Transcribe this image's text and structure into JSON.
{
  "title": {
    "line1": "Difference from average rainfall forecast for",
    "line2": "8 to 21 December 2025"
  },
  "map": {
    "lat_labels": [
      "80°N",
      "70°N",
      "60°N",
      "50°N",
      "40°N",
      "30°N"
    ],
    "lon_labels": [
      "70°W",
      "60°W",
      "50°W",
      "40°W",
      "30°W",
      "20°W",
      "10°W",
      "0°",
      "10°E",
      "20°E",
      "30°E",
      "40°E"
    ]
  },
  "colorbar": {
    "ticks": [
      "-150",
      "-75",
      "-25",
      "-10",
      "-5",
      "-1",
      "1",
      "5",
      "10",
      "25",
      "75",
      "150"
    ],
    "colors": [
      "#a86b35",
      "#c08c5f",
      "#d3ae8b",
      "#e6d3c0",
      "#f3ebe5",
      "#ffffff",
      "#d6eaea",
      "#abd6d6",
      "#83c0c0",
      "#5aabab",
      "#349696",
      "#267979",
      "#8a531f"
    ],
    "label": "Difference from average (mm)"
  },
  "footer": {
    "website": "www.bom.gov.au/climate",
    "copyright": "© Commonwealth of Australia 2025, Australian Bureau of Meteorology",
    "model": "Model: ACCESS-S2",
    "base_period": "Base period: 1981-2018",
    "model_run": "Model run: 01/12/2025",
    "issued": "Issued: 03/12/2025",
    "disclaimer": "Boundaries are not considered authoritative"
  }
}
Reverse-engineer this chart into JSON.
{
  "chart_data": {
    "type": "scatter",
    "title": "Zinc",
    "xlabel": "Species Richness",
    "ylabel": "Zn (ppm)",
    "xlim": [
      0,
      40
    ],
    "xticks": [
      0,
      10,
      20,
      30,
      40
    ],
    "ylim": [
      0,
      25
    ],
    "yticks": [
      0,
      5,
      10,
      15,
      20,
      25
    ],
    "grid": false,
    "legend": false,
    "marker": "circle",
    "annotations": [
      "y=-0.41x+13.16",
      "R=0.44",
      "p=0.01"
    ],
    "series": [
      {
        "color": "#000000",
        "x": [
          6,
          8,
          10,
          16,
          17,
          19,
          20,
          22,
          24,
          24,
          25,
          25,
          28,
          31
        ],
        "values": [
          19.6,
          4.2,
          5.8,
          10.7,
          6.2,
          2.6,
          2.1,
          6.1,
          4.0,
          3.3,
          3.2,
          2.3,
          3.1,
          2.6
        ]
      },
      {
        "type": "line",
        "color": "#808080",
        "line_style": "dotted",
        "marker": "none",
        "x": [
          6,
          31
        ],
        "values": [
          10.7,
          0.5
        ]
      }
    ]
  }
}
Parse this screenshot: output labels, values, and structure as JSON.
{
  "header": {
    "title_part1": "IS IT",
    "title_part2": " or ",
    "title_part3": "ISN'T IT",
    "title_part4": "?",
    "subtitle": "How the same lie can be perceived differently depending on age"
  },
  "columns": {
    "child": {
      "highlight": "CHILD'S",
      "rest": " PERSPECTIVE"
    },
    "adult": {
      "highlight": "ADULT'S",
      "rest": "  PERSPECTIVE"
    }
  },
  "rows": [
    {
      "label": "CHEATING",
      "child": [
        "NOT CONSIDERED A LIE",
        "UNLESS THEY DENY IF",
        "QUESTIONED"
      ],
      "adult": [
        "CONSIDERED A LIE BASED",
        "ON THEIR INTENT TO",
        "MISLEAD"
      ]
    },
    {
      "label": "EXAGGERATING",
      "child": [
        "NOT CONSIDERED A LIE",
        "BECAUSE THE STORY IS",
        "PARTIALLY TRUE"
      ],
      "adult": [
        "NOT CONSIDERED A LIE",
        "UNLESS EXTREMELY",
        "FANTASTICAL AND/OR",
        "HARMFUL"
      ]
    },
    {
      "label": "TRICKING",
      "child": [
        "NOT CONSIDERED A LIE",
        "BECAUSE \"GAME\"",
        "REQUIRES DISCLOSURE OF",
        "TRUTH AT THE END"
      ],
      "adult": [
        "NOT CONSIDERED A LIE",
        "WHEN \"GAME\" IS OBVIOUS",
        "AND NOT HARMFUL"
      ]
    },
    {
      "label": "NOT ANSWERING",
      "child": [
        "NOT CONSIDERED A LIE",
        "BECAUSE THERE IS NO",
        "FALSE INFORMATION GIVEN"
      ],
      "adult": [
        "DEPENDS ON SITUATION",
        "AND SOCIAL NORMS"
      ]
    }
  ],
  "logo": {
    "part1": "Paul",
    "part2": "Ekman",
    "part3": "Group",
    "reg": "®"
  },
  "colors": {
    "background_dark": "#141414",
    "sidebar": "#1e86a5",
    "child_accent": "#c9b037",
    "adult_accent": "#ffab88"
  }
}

* [Work required]: Return only the count of lines in the records that hold the word "Difference".

* [Exercise solution]: 2